Aim:
Please return, word for word, the stretch of rows from the first one through the row containing "led <box>872 575 896 599</box>".

Exercise inputs:
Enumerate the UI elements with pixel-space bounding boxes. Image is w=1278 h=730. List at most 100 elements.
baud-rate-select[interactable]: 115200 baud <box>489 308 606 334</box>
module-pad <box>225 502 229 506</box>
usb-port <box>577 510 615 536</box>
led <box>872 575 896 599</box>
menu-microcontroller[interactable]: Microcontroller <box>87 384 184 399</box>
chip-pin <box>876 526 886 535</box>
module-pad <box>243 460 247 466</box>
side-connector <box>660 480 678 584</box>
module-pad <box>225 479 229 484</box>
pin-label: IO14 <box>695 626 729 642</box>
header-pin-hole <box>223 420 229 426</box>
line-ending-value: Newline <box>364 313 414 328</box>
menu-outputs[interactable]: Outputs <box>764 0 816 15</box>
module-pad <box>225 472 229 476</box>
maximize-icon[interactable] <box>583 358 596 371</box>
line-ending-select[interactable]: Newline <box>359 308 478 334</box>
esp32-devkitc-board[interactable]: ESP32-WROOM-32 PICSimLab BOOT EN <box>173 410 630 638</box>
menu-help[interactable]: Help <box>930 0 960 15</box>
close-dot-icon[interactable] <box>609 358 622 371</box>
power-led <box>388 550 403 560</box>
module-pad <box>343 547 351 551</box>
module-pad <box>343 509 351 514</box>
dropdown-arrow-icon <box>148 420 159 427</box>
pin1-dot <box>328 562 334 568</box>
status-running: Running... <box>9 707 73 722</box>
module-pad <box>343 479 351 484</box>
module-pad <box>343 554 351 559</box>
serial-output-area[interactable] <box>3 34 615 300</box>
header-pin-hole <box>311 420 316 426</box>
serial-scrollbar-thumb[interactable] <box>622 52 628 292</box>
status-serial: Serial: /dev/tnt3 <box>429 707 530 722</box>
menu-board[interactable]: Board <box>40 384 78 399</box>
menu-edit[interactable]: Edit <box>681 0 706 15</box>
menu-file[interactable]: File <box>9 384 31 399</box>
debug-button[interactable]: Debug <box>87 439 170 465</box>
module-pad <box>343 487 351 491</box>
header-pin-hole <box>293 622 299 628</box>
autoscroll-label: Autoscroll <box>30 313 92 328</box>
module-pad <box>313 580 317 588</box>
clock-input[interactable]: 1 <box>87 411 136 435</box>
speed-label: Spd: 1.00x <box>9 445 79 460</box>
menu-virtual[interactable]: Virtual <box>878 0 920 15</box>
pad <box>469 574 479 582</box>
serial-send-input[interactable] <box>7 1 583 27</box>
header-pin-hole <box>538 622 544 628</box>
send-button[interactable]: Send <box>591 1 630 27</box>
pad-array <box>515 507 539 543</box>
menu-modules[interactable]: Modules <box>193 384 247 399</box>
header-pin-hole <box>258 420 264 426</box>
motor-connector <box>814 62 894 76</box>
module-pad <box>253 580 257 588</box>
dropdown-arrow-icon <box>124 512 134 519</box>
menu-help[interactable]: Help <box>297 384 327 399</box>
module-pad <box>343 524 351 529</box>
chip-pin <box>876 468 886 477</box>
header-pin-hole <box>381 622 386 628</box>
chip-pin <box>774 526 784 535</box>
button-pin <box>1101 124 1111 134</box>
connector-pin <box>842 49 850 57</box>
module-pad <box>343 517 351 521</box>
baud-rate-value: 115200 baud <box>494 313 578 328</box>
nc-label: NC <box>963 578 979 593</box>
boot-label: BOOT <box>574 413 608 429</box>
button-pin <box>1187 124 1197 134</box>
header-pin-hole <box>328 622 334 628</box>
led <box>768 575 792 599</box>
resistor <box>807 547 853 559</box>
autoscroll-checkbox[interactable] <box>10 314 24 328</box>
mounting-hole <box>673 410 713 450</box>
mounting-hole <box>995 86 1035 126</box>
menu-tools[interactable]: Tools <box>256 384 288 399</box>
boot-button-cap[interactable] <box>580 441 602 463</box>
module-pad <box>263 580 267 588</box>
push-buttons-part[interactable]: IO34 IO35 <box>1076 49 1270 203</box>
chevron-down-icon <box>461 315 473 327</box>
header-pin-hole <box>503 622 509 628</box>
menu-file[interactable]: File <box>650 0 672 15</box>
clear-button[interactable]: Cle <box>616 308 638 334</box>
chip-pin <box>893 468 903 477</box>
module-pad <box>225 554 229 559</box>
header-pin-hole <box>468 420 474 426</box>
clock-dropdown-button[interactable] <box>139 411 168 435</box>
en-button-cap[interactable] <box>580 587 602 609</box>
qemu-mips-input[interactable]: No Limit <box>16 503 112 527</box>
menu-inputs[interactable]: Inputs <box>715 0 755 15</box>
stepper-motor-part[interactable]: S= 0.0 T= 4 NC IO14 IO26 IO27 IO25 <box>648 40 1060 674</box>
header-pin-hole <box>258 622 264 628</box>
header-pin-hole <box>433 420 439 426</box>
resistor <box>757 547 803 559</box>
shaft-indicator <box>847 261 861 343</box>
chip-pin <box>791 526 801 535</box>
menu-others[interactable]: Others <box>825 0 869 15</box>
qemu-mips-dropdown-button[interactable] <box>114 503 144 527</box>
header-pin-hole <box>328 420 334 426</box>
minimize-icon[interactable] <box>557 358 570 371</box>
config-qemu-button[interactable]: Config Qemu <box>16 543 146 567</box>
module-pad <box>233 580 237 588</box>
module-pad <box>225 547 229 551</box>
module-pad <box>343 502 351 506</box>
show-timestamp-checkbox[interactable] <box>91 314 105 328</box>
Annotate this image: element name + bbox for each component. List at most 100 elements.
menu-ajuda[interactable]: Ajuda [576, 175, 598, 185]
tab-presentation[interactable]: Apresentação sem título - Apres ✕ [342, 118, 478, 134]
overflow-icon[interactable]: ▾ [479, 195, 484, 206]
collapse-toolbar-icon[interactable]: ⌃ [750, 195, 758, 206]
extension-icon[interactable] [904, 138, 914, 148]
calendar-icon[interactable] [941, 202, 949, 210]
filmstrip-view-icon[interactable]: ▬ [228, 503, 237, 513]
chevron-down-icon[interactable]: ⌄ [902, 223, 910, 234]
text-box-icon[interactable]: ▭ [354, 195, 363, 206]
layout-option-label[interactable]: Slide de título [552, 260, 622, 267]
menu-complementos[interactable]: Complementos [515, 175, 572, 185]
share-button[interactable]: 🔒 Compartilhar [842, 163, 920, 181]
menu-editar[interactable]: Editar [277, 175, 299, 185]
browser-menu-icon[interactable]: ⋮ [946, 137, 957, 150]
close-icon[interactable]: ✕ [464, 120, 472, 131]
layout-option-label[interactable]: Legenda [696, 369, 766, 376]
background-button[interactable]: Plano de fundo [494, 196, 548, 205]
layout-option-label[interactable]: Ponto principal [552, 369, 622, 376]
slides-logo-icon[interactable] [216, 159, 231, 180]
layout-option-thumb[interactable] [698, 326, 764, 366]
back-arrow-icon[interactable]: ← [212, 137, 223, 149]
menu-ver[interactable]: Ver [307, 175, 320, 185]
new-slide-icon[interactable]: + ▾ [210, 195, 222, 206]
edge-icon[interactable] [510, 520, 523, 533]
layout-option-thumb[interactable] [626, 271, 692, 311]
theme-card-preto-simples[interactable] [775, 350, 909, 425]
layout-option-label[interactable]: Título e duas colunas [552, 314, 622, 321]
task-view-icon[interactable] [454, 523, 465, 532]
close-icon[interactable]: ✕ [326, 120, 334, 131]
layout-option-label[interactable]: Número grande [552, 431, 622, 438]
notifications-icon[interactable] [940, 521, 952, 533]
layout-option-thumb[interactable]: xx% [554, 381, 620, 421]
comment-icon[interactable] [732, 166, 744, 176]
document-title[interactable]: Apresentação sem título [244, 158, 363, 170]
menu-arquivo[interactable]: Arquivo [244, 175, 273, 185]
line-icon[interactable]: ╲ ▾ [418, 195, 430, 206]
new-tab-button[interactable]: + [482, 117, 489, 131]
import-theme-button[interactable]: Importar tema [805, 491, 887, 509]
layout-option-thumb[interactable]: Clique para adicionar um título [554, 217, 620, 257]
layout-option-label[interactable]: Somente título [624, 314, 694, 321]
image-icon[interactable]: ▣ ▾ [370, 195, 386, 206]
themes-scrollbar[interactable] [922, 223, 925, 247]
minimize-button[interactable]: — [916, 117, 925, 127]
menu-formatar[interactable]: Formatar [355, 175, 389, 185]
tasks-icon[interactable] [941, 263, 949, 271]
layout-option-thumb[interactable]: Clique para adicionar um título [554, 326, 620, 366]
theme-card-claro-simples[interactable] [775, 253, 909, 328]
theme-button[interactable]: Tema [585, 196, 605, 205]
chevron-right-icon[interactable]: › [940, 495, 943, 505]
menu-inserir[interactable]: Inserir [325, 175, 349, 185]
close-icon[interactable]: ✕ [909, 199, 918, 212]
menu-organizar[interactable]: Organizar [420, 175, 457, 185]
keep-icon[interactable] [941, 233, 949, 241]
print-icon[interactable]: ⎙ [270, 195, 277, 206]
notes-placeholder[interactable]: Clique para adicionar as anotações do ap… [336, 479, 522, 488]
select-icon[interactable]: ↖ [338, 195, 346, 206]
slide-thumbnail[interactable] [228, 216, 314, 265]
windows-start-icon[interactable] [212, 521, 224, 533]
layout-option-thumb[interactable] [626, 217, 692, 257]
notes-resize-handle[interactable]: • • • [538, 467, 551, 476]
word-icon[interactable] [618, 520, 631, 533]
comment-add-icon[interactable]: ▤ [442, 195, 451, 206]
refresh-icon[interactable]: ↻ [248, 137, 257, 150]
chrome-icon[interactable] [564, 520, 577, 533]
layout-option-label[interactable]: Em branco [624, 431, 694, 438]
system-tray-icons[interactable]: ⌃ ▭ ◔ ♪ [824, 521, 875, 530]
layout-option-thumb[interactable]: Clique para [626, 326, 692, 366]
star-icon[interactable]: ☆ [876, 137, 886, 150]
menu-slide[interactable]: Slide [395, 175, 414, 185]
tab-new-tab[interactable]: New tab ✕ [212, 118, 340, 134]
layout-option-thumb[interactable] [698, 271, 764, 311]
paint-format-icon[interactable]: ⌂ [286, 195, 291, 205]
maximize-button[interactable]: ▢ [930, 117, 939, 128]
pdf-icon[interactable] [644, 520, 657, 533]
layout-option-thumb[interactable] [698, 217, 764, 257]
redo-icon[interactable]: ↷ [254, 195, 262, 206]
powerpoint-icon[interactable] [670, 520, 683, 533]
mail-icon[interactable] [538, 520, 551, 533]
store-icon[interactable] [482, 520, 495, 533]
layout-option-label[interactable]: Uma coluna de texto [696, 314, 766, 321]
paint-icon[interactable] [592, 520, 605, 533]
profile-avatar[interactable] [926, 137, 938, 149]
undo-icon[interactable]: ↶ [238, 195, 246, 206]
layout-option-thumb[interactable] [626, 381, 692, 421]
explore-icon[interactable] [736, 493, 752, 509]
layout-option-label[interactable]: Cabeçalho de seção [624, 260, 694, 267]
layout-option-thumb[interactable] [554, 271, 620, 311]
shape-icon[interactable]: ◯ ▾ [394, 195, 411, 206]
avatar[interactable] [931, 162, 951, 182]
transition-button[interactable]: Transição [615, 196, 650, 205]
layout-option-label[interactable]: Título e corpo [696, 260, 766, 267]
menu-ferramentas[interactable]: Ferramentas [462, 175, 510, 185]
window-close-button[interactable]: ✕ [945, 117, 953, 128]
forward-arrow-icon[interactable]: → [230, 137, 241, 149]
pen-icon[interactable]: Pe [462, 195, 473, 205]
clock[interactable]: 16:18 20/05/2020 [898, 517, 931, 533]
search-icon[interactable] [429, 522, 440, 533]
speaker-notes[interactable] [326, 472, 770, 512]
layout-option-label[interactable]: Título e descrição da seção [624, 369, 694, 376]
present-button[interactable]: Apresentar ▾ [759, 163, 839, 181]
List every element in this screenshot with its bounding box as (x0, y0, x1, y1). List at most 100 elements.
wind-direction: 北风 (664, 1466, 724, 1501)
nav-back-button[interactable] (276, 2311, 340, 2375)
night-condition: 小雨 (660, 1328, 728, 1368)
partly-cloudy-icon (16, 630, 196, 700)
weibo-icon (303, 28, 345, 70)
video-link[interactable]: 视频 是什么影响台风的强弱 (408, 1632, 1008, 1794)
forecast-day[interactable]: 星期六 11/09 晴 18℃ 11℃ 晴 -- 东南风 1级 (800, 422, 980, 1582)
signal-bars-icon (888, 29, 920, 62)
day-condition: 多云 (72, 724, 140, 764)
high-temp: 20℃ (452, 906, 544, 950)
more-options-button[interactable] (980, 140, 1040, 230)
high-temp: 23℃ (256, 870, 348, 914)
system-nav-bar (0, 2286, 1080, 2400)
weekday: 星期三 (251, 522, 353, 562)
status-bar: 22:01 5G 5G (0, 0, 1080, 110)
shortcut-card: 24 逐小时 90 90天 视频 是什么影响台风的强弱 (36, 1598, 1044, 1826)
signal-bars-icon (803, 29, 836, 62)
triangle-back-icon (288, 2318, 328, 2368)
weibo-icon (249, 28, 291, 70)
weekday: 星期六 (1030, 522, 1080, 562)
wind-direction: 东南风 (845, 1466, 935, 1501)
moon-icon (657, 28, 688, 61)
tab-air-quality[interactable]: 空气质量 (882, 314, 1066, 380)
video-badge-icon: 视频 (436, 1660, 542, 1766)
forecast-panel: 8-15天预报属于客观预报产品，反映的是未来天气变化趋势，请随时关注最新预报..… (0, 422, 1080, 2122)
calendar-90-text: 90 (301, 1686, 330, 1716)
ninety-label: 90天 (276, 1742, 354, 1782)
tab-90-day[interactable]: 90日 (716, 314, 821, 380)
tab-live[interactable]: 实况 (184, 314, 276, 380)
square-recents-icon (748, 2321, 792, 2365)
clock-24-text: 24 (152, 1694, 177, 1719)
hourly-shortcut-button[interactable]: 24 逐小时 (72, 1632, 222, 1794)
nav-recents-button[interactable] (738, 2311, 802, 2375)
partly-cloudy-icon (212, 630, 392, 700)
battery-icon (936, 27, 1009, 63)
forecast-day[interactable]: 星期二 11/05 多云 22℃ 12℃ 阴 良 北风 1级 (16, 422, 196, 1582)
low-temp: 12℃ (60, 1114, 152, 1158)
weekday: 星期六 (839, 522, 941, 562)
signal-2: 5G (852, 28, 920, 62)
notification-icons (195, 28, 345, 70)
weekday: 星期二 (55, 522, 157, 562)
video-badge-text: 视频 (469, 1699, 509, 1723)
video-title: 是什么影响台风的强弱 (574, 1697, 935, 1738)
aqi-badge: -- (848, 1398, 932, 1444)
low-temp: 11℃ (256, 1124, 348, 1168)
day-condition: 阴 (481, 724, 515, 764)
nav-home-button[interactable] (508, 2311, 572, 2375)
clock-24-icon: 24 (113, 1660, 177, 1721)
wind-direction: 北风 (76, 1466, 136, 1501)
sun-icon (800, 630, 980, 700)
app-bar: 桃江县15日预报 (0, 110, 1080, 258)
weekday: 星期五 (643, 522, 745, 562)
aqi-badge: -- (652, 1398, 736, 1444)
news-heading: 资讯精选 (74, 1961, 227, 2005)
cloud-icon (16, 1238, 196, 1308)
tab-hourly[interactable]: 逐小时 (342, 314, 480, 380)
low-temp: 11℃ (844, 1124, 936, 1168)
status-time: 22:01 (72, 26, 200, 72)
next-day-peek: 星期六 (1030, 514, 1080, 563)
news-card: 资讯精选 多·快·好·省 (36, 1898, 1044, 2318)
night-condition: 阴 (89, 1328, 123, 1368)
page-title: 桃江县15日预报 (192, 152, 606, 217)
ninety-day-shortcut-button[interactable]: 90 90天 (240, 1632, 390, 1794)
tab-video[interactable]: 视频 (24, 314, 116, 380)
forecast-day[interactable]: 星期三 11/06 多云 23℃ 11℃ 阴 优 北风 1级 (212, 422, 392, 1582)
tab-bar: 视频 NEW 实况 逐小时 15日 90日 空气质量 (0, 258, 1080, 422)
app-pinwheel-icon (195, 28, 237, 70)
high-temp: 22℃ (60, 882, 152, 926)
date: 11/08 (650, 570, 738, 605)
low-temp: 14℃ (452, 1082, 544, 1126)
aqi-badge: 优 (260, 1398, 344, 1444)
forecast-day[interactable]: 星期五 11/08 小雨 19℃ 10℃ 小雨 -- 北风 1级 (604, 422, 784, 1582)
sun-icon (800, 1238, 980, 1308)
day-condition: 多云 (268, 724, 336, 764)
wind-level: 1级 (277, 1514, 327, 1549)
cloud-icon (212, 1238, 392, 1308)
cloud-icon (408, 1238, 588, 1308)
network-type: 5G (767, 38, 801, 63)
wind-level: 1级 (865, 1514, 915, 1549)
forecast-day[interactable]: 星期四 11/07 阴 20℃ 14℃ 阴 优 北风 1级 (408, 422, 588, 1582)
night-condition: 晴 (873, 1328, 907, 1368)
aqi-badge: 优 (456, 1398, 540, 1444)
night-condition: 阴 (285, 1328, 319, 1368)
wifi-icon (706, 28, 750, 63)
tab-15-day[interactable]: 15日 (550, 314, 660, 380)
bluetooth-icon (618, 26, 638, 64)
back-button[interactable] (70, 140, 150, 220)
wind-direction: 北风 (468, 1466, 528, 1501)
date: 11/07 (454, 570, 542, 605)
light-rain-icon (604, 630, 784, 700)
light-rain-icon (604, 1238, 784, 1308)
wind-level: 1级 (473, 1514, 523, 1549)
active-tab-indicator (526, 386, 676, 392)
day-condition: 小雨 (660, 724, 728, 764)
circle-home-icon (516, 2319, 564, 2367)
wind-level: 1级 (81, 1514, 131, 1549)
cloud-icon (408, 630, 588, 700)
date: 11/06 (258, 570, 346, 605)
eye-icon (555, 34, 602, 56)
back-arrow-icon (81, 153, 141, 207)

Solved exercise:
Enumerate the UI elements with pixel-space bounding boxes. Image is w=1278 h=730. List at most 100 elements.
baud-rate-select[interactable]: 115200 baud <box>489 308 606 334</box>
module-pad <box>225 502 229 506</box>
usb-port <box>577 510 615 536</box>
led <box>872 575 896 599</box>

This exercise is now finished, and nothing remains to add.